__Records for processing__
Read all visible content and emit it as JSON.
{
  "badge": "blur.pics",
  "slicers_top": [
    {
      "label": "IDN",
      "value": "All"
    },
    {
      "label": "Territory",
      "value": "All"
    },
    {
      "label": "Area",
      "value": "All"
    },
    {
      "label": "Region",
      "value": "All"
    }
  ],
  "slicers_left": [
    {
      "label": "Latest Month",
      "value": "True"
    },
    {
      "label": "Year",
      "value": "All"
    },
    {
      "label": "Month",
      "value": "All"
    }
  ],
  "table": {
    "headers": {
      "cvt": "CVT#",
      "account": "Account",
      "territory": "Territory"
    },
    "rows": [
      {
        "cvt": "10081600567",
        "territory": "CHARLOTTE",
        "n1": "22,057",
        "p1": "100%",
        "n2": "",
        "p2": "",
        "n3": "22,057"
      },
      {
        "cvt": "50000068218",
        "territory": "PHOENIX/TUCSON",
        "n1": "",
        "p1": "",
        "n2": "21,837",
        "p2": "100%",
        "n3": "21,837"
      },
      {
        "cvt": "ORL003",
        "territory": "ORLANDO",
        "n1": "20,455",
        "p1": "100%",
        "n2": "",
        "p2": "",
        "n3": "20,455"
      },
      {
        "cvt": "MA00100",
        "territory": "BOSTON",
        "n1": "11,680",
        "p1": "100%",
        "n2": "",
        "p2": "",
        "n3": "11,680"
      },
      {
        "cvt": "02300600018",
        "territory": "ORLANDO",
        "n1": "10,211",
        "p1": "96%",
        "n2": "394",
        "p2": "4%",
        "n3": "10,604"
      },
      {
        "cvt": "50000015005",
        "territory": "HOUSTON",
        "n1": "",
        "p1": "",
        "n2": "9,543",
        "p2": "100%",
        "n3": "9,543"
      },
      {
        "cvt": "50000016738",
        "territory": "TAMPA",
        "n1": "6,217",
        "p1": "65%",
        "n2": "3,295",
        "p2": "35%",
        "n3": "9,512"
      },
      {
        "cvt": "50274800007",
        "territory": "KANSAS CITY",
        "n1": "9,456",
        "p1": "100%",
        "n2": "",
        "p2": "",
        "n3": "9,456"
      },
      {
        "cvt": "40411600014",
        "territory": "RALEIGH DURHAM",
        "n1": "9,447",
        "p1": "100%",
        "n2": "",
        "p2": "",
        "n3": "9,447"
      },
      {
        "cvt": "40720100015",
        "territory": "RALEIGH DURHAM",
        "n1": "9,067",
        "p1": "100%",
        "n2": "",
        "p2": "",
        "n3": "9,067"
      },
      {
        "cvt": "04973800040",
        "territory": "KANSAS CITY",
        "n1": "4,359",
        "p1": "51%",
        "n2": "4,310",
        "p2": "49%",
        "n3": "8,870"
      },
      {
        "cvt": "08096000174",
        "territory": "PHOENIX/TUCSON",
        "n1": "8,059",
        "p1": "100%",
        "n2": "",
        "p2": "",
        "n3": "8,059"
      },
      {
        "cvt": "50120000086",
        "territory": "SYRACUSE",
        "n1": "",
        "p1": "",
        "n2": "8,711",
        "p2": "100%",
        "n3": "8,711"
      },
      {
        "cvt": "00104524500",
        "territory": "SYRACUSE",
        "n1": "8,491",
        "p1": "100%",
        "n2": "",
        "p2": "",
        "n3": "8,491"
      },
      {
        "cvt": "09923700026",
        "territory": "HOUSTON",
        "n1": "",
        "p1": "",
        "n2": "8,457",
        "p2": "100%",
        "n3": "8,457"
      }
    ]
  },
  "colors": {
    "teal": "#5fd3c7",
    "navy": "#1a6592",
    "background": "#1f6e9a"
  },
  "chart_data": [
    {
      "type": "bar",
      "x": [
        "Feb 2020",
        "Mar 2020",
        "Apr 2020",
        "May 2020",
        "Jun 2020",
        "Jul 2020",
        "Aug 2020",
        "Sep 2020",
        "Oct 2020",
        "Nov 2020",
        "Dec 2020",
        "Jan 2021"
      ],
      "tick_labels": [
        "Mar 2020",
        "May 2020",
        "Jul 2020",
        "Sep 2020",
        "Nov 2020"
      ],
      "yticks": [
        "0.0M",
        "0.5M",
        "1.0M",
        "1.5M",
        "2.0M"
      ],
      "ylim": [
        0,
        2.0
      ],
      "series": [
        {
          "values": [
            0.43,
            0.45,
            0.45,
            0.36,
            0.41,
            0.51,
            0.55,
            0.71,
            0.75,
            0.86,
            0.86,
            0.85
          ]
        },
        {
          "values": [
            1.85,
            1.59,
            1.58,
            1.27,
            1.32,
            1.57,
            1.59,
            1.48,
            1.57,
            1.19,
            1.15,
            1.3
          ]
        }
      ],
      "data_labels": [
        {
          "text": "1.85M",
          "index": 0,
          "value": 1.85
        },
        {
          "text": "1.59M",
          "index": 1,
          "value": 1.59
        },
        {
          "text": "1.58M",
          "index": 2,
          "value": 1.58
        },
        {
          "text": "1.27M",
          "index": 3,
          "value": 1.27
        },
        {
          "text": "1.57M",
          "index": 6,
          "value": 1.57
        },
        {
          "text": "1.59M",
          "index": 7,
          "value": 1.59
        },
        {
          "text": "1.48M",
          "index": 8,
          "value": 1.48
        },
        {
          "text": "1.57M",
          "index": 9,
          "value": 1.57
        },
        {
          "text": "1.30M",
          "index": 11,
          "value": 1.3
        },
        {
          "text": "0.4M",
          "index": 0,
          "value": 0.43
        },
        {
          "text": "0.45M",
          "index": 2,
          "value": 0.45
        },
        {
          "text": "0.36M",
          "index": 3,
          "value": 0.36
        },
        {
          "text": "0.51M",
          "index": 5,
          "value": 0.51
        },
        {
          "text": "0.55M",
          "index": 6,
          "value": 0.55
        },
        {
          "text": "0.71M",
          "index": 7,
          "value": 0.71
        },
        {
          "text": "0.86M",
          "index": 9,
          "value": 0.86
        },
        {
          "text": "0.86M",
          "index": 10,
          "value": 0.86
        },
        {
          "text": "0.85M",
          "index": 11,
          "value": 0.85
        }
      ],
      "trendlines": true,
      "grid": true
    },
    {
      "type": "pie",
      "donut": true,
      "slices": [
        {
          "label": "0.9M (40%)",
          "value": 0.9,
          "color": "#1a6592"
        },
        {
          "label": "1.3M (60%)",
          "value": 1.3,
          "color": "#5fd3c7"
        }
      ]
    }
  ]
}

__Task requirements__
All of the material above needs to be retyped word for word.

__Final result__
Read all visible content and emit it as JSON.
{
  "badge": "blur.pics",
  "slicers_top": [
    {
      "label": "IDN",
      "value": "All"
    },
    {
      "label": "Territory",
      "value": "All"
    },
    {
      "label": "Area",
      "value": "All"
    },
    {
      "label": "Region",
      "value": "All"
    }
  ],
  "slicers_left": [
    {
      "label": "Latest Month",
      "value": "True"
    },
    {
      "label": "Year",
      "value": "All"
    },
    {
      "label": "Month",
      "value": "All"
    }
  ],
  "table": {
    "headers": {
      "cvt": "CVT#",
      "account": "Account",
      "territory": "Territory"
    },
    "rows": [
      {
        "cvt": "10081600567",
        "territory": "CHARLOTTE",
        "n1": "22,057",
        "p1": "100%",
        "n2": "",
        "p2": "",
        "n3": "22,057"
      },
      {
        "cvt": "50000068218",
        "territory": "PHOENIX/TUCSON",
        "n1": "",
        "p1": "",
        "n2": "21,837",
        "p2": "100%",
        "n3": "21,837"
      },
      {
        "cvt": "ORL003",
        "territory": "ORLANDO",
        "n1": "20,455",
        "p1": "100%",
        "n2": "",
        "p2": "",
        "n3": "20,455"
      },
      {
        "cvt": "MA00100",
        "territory": "BOSTON",
        "n1": "11,680",
        "p1": "100%",
        "n2": "",
        "p2": "",
        "n3": "11,680"
      },
      {
        "cvt": "02300600018",
        "territory": "ORLANDO",
        "n1": "10,211",
        "p1": "96%",
        "n2": "394",
        "p2": "4%",
        "n3": "10,604"
      },
      {
        "cvt": "50000015005",
        "territory": "HOUSTON",
        "n1": "",
        "p1": "",
        "n2": "9,543",
        "p2": "100%",
        "n3": "9,543"
      },
      {
        "cvt": "50000016738",
        "territory": "TAMPA",
        "n1": "6,217",
        "p1": "65%",
        "n2": "3,295",
        "p2": "35%",
        "n3": "9,512"
      },
      {
        "cvt": "50274800007",
        "territory": "KANSAS CITY",
        "n1": "9,456",
        "p1": "100%",
        "n2": "",
        "p2": "",
        "n3": "9,456"
      },
      {
        "cvt": "40411600014",
        "territory": "RALEIGH DURHAM",
        "n1": "9,447",
        "p1": "100%",
        "n2": "",
        "p2": "",
        "n3": "9,447"
      },
      {
        "cvt": "40720100015",
        "territory": "RALEIGH DURHAM",
        "n1": "9,067",
        "p1": "100%",
        "n2": "",
        "p2": "",
        "n3": "9,067"
      },
      {
        "cvt": "04973800040",
        "territory": "KANSAS CITY",
        "n1": "4,359",
        "p1": "51%",
        "n2": "4,310",
        "p2": "49%",
        "n3": "8,870"
      },
      {
        "cvt": "08096000174",
        "territory": "PHOENIX/TUCSON",
        "n1": "8,059",
        "p1": "100%",
        "n2": "",
        "p2": "",
        "n3": "8,059"
      },
      {
        "cvt": "50120000086",
        "territory": "SYRACUSE",
        "n1": "",
        "p1": "",
        "n2": "8,711",
        "p2": "100%",
        "n3": "8,711"
      },
      {
        "cvt": "00104524500",
        "territory": "SYRACUSE",
        "n1": "8,491",
        "p1": "100%",
        "n2": "",
        "p2": "",
        "n3": "8,491"
      },
      {
        "cvt": "09923700026",
        "territory": "HOUSTON",
        "n1": "",
        "p1": "",
        "n2": "8,457",
        "p2": "100%",
        "n3": "8,457"
      }
    ]
  },
  "colors": {
    "teal": "#5fd3c7",
    "navy": "#1a6592",
    "background": "#1f6e9a"
  },
  "chart_data": [
    {
      "type": "bar",
      "x": [
        "Feb 2020",
        "Mar 2020",
        "Apr 2020",
        "May 2020",
        "Jun 2020",
        "Jul 2020",
        "Aug 2020",
        "Sep 2020",
        "Oct 2020",
        "Nov 2020",
        "Dec 2020",
        "Jan 2021"
      ],
      "tick_labels": [
        "Mar 2020",
        "May 2020",
        "Jul 2020",
        "Sep 2020",
        "Nov 2020"
      ],
      "yticks": [
        "0.0M",
        "0.5M",
        "1.0M",
        "1.5M",
        "2.0M"
      ],
      "ylim": [
        0,
        2.0
      ],
      "series": [
        {
          "values": [
            0.43,
            0.45,
            0.45,
            0.36,
            0.41,
            0.51,
            0.55,
            0.71,
            0.75,
            0.86,
            0.86,
            0.85
          ]
        },
        {
          "values": [
            1.85,
            1.59,
            1.58,
            1.27,
            1.32,
            1.57,
            1.59,
            1.48,
            1.57,
            1.19,
            1.15,
            1.3
          ]
        }
      ],
      "data_labels": [
        {
          "text": "1.85M",
          "index": 0,
          "value": 1.85
        },
        {
          "text": "1.59M",
          "index": 1,
          "value": 1.59
        },
        {
          "text": "1.58M",
          "index": 2,
          "value": 1.58
        },
        {
          "text": "1.27M",
          "index": 3,
          "value": 1.27
        },
        {
          "text": "1.57M",
          "index": 6,
          "value": 1.57
        },
        {
          "text": "1.59M",
          "index": 7,
          "value": 1.59
        },
        {
          "text": "1.48M",
          "index": 8,
          "value": 1.48
        },
        {
          "text": "1.57M",
          "index": 9,
          "value": 1.57
        },
        {
          "text": "1.30M",
          "index": 11,
          "value": 1.3
        },
        {
          "text": "0.4M",
          "index": 0,
          "value": 0.43
        },
        {
          "text": "0.45M",
          "index": 2,
          "value": 0.45
        },
        {
          "text": "0.36M",
          "index": 3,
          "value": 0.36
        },
        {
          "text": "0.51M",
          "index": 5,
          "value": 0.51
        },
        {
          "text": "0.55M",
          "index": 6,
          "value": 0.55
        },
        {
          "text": "0.71M",
          "index": 7,
          "value": 0.71
        },
        {
          "text": "0.86M",
          "index": 9,
          "value": 0.86
        },
        {
          "text": "0.86M",
          "index": 10,
          "value": 0.86
        },
        {
          "text": "0.85M",
          "index": 11,
          "value": 0.85
        }
      ],
      "trendlines": true,
      "grid": true
    },
    {
      "type": "pie",
      "donut": true,
      "slices": [
        {
          "label": "0.9M (40%)",
          "value": 0.9,
          "color": "#1a6592"
        },
        {
          "label": "1.3M (60%)",
          "value": 1.3,
          "color": "#5fd3c7"
        }
      ]
    }
  ]
}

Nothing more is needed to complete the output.